**What you should do:** The data follows this line. Copy verbatim the line with "Give me a plain-text" and each line after it to the end.

**Material for this task:**
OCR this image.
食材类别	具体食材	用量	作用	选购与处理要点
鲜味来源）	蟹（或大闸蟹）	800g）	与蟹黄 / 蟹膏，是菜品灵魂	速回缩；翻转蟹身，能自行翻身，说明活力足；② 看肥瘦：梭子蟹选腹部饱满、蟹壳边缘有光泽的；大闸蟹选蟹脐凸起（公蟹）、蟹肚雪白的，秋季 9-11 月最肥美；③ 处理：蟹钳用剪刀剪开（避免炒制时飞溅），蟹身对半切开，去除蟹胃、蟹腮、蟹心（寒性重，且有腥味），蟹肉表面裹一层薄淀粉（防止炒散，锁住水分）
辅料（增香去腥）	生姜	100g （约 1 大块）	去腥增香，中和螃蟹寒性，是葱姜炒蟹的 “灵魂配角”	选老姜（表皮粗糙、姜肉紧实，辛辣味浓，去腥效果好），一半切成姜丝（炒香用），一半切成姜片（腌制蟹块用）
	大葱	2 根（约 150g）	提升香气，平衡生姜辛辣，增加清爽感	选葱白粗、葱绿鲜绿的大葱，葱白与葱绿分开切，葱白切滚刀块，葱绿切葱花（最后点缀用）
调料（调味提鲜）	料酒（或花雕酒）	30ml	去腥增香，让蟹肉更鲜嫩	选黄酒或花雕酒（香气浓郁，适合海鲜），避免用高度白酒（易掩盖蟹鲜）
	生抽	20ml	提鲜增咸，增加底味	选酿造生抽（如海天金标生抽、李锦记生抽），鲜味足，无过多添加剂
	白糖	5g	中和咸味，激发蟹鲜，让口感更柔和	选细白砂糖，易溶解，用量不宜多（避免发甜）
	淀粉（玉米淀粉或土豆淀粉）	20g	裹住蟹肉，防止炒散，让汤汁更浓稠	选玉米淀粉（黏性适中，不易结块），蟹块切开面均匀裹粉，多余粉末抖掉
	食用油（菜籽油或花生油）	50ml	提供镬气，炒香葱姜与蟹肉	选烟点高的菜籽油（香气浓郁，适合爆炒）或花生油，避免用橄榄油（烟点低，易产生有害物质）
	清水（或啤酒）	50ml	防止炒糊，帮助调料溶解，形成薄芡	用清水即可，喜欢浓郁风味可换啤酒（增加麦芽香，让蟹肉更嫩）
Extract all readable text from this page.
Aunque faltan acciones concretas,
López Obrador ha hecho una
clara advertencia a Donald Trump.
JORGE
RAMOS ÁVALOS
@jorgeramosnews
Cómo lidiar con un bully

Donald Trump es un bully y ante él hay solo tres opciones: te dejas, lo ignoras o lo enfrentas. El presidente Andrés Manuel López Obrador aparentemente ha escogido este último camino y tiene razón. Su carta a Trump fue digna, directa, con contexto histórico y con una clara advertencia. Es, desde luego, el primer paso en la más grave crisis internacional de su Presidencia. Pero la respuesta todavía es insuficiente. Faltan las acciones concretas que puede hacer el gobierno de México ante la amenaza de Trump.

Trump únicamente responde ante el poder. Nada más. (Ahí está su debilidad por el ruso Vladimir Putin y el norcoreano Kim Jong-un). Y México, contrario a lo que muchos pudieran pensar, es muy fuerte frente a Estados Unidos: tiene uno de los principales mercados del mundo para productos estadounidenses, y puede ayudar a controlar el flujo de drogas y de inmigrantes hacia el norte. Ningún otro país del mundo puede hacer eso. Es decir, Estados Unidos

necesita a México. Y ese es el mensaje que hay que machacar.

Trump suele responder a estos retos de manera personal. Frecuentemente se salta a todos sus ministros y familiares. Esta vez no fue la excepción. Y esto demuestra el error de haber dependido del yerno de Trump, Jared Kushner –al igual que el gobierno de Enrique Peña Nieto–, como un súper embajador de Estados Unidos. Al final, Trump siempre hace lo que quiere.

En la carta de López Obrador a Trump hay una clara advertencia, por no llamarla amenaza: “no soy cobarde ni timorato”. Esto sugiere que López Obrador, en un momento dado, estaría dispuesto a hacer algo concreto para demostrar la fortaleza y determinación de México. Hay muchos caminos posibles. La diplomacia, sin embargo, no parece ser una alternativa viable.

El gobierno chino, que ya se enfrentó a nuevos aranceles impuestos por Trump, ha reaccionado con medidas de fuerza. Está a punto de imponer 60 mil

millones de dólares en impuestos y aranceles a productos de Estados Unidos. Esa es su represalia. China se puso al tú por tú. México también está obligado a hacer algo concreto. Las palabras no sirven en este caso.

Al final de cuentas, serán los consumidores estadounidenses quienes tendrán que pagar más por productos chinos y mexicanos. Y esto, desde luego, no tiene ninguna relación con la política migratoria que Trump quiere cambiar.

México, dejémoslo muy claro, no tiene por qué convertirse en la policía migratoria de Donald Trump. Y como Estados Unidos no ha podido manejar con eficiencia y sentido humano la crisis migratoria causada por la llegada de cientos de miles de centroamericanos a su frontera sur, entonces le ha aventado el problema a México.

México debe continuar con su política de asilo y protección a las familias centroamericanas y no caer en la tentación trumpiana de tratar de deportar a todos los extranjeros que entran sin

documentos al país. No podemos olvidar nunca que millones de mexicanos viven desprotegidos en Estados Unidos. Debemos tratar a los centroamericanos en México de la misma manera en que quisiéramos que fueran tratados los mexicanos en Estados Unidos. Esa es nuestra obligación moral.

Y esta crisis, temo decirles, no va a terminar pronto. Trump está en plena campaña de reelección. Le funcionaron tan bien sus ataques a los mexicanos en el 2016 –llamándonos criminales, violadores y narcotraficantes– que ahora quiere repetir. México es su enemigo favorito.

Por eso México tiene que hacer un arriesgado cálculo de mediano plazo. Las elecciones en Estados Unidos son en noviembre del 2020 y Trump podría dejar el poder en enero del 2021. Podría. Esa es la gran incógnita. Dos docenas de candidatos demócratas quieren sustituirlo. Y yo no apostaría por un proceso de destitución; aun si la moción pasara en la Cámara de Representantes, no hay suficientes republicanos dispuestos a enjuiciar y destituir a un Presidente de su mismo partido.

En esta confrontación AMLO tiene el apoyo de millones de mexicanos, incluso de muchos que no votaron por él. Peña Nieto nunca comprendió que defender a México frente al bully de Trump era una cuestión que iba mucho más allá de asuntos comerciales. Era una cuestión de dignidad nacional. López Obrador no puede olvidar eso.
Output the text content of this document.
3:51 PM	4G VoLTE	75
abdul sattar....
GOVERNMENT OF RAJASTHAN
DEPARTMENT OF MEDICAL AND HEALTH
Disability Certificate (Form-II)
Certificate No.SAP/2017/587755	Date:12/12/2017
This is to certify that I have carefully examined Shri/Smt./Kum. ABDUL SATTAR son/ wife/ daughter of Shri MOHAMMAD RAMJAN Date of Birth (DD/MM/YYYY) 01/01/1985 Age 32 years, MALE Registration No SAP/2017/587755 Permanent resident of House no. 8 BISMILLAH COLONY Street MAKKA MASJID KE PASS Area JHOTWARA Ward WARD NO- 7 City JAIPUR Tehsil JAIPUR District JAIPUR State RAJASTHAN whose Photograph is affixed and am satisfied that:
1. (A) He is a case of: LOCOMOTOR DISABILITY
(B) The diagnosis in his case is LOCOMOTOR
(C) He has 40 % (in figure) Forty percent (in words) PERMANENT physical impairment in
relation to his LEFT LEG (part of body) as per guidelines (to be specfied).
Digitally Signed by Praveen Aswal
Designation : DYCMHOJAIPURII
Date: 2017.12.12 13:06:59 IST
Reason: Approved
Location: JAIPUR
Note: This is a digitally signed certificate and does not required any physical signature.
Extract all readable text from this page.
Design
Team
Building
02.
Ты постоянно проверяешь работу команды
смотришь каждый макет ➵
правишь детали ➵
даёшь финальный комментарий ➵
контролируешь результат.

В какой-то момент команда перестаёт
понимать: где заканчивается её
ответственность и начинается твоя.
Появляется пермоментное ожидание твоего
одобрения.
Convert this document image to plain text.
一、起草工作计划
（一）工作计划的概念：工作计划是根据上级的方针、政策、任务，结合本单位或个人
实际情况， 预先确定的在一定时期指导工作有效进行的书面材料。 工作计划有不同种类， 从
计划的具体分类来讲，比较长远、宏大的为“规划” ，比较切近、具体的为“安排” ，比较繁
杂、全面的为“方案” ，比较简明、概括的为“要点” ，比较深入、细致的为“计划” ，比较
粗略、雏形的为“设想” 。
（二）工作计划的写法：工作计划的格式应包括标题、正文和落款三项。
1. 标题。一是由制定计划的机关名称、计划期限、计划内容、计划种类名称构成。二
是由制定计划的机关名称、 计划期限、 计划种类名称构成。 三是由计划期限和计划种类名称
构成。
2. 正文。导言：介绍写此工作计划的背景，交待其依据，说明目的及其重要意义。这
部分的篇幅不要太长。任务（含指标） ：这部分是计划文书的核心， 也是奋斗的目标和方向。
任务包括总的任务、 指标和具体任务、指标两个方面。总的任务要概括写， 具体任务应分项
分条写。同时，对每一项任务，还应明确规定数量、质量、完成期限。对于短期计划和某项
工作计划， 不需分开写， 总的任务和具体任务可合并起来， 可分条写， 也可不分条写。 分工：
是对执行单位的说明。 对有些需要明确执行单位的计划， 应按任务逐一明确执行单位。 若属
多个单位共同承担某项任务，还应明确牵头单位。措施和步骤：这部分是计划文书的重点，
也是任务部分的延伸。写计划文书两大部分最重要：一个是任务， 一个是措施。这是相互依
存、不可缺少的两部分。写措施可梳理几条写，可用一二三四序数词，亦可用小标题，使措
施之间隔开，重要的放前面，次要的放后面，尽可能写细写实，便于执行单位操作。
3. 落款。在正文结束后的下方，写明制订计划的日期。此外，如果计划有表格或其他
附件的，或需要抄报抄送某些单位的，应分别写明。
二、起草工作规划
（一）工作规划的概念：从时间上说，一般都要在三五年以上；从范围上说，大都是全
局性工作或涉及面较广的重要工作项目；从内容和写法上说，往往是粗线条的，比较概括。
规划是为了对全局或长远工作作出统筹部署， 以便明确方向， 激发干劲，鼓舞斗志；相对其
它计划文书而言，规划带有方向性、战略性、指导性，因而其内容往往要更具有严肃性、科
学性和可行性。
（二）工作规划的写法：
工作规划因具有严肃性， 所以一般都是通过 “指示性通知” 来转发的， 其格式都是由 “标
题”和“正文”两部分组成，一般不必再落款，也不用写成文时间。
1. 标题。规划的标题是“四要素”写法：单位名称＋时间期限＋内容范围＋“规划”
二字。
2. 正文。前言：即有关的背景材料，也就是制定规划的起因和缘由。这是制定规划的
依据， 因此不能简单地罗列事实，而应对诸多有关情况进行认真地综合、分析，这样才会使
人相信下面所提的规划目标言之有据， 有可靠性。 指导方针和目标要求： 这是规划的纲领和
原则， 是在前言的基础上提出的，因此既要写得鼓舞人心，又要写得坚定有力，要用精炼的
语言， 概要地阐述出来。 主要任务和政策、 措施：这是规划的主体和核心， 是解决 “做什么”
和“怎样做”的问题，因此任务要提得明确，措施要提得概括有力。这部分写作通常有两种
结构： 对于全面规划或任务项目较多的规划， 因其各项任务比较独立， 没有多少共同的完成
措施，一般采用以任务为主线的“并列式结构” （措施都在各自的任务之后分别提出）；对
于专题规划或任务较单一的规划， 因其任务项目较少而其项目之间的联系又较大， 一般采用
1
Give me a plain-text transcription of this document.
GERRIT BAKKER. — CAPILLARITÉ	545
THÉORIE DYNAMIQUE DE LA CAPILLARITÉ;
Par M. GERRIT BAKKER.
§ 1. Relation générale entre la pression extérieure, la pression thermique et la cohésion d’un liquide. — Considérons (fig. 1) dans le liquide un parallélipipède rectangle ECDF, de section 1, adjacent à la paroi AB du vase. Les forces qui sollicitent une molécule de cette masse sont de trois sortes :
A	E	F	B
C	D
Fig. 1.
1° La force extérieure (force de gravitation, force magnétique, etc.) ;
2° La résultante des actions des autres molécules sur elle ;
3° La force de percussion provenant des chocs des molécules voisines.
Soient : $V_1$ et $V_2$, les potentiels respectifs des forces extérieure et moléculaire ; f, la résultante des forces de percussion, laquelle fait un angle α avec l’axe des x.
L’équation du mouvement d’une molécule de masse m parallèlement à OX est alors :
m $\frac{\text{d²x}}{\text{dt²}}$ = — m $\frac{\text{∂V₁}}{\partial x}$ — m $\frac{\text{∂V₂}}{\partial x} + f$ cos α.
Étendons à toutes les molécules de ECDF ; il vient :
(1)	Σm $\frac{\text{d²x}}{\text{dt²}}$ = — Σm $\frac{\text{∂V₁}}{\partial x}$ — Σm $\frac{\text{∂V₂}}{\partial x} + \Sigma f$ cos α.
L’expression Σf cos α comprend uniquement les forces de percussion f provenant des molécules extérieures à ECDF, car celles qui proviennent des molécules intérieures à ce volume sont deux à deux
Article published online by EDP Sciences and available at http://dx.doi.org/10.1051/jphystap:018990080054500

**Answer below:**
Give me a plain-text transcription of this document.
GERRIT BAKKER. — CAPILLARITÉ	545
THÉORIE DYNAMIQUE DE LA CAPILLARITÉ;
Par M. GERRIT BAKKER.
§ 1. Relation générale entre la pression extérieure, la pression thermique et la cohésion d’un liquide. — Considérons (fig. 1) dans le liquide un parallélipipède rectangle ECDF, de section 1, adjacent à la paroi AB du vase. Les forces qui sollicitent une molécule de cette masse sont de trois sortes :
A	E	F	B
C	D
Fig. 1.
1° La force extérieure (force de gravitation, force magnétique, etc.) ;
2° La résultante des actions des autres molécules sur elle ;
3° La force de percussion provenant des chocs des molécules voisines.
Soient : $V_1$ et $V_2$, les potentiels respectifs des forces extérieure et moléculaire ; f, la résultante des forces de percussion, laquelle fait un angle α avec l’axe des x.
L’équation du mouvement d’une molécule de masse m parallèlement à OX est alors :
m $\frac{\text{d²x}}{\text{dt²}}$ = — m $\frac{\text{∂V₁}}{\partial x}$ — m $\frac{\text{∂V₂}}{\partial x} + f$ cos α.
Étendons à toutes les molécules de ECDF ; il vient :
(1)	Σm $\frac{\text{d²x}}{\text{dt²}}$ = — Σm $\frac{\text{∂V₁}}{\partial x}$ — Σm $\frac{\text{∂V₂}}{\partial x} + \Sigma f$ cos α.
L’expression Σf cos α comprend uniquement les forces de percussion f provenant des molécules extérieures à ECDF, car celles qui proviennent des molécules intérieures à ce volume sont deux à deux
Article published online by EDP Sciences and available at http://dx.doi.org/10.1051/jphystap:018990080054500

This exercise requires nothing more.